= SUPPLIED DATA =
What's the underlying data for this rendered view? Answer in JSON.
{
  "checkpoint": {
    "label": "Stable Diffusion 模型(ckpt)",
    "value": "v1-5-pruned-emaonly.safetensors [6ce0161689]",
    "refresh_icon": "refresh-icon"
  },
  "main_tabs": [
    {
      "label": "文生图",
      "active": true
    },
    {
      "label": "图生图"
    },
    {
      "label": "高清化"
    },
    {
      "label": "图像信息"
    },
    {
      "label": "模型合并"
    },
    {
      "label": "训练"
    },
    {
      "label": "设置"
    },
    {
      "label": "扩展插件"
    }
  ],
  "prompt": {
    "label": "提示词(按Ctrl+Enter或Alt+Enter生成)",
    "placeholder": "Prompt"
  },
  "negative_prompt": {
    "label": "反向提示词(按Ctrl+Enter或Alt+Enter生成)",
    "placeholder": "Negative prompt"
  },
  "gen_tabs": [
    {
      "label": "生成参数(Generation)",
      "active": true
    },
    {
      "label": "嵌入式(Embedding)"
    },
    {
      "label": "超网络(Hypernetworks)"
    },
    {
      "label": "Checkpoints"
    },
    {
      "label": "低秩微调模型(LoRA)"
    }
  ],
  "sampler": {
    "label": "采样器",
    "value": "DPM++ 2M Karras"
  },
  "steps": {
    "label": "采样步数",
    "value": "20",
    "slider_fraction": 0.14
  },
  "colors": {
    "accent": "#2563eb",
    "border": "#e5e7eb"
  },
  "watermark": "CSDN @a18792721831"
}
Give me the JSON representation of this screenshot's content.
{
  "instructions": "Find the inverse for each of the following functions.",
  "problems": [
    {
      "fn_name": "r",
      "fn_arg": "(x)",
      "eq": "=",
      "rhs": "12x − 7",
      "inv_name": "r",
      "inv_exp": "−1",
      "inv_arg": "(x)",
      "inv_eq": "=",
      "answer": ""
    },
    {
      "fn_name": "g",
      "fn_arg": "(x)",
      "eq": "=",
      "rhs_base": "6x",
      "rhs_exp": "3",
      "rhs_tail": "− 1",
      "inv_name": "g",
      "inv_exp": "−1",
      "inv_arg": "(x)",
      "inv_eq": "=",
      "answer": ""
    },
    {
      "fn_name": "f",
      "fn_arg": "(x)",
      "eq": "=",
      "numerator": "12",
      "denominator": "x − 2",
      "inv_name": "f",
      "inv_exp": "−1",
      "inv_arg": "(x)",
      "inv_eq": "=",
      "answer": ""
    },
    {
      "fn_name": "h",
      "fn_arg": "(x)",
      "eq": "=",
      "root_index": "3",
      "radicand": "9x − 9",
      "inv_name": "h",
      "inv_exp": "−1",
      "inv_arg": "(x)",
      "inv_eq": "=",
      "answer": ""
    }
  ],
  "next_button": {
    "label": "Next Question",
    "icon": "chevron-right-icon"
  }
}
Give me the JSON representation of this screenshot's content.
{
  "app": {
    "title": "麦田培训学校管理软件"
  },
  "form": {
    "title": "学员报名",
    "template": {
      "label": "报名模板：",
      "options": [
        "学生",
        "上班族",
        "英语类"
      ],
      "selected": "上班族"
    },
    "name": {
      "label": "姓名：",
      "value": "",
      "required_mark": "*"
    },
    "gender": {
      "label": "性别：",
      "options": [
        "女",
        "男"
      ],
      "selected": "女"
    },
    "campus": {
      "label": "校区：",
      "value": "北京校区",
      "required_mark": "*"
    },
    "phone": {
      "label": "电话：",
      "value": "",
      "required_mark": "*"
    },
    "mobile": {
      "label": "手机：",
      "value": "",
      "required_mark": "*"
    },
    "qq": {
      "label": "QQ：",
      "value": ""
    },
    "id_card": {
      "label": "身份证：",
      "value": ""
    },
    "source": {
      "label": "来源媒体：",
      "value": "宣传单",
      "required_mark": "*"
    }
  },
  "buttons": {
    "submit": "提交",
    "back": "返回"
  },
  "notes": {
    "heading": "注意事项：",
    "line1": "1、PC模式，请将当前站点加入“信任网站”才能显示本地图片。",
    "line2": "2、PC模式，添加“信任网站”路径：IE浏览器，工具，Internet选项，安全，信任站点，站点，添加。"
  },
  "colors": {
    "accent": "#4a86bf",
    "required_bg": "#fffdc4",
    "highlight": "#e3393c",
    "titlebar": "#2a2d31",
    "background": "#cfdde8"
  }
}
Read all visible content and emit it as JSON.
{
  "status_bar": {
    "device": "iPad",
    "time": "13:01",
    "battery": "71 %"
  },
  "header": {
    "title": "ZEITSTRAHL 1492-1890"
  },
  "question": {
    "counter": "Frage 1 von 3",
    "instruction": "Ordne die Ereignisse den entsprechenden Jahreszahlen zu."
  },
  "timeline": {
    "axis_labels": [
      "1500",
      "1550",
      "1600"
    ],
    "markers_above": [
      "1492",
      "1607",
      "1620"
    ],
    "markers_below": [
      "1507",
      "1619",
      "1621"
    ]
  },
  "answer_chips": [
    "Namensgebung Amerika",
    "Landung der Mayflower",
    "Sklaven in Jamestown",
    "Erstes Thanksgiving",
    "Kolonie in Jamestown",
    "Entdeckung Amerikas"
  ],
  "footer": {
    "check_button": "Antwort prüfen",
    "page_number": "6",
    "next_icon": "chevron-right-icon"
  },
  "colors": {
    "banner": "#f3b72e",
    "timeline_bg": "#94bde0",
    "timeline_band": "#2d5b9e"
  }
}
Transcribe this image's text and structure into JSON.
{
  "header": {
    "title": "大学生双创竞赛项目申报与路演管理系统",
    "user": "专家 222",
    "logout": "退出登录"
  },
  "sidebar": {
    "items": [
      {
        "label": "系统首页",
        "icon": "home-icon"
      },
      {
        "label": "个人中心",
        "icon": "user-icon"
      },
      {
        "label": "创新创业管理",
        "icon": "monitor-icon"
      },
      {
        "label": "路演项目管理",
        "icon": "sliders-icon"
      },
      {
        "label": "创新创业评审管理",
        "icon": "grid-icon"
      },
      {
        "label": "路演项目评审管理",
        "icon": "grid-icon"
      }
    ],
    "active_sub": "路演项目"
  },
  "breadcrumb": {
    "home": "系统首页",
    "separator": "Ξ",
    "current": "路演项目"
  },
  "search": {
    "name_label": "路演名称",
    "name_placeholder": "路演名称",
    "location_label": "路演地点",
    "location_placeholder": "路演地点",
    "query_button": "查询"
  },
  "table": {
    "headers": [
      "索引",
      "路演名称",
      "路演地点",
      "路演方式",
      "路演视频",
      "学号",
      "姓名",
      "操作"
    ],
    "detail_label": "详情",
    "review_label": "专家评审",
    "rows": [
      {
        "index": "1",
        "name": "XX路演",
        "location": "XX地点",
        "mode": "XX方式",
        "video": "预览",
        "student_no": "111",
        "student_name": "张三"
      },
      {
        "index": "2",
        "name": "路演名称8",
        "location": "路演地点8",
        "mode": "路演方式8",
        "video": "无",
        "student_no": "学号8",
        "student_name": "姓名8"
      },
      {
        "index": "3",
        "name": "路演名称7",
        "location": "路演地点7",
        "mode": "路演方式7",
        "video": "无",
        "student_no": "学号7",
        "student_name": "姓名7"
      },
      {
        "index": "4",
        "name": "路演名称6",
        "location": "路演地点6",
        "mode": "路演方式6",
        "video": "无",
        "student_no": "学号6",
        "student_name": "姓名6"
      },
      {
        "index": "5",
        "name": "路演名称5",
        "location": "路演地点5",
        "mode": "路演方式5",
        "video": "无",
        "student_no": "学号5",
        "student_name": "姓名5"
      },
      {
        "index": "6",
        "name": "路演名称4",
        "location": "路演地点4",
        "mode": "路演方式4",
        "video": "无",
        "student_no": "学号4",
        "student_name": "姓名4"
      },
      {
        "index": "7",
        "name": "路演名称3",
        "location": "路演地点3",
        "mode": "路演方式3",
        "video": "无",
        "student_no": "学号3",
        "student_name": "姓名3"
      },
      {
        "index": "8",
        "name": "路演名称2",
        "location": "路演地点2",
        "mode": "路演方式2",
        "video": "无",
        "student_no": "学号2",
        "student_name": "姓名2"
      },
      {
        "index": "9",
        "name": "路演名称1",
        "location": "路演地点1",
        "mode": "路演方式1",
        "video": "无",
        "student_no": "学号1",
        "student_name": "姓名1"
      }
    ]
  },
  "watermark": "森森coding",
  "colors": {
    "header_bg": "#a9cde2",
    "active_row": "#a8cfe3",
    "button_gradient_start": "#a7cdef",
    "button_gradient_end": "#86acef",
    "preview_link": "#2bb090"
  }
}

= WHAT IS EXPECTED =
Locate the word "JSON" in the records above, and return each line that has it.

= EXERCISE SOLUTION =
What's the underlying data for this rendered view? Answer in JSON.
Give me the JSON representation of this screenshot's content.
Give me the JSON representation of this screenshot's content.
Read all visible content and emit it as JSON.
Transcribe this image's text and structure into JSON.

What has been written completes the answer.